* _Supplied entries_:

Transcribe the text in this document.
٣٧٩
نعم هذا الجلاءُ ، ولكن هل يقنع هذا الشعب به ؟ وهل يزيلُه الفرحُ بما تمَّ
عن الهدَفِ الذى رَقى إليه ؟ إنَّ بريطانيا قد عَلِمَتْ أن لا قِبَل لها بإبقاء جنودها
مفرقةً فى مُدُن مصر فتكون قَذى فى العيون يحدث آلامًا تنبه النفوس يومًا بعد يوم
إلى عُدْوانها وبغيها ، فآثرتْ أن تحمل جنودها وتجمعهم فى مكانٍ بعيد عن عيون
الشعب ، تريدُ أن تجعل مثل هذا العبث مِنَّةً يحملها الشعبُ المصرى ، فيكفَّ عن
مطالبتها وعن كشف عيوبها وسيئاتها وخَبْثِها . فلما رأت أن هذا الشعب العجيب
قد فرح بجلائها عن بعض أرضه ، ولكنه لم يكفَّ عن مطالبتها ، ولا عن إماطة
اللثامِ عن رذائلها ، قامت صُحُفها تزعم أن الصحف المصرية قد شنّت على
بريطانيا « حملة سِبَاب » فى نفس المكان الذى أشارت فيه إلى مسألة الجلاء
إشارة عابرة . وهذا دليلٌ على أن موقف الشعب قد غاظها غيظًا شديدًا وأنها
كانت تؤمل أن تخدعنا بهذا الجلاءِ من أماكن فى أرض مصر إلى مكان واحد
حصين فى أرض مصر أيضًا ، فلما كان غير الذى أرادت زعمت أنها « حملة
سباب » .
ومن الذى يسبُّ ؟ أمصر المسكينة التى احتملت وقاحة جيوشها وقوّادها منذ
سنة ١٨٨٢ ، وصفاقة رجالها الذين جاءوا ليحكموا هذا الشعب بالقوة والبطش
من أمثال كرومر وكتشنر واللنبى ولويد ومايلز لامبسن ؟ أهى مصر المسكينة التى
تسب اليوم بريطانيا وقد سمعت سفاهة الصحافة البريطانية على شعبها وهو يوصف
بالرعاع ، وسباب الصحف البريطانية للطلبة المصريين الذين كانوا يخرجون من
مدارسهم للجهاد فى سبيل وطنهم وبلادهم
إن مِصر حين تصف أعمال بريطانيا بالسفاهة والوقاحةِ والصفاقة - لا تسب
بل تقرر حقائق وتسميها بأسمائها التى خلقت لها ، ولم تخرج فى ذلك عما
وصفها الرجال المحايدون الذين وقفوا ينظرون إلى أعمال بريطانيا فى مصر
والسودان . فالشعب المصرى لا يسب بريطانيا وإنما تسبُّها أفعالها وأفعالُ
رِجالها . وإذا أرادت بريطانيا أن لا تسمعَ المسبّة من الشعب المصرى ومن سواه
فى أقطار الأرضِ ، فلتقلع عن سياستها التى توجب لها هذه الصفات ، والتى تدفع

* _Exercise requirements_: Copy every line of the material in which the word "أعمال" occurs.

* _Complete response_:
إن مِصر حين تصف أعمال بريطانيا بالسفاهة والوقاحةِ والصفاقة - لا تسب
وصفها الرجال المحايدون الذين وقفوا ينظرون إلى أعمال بريطانيا فى مصر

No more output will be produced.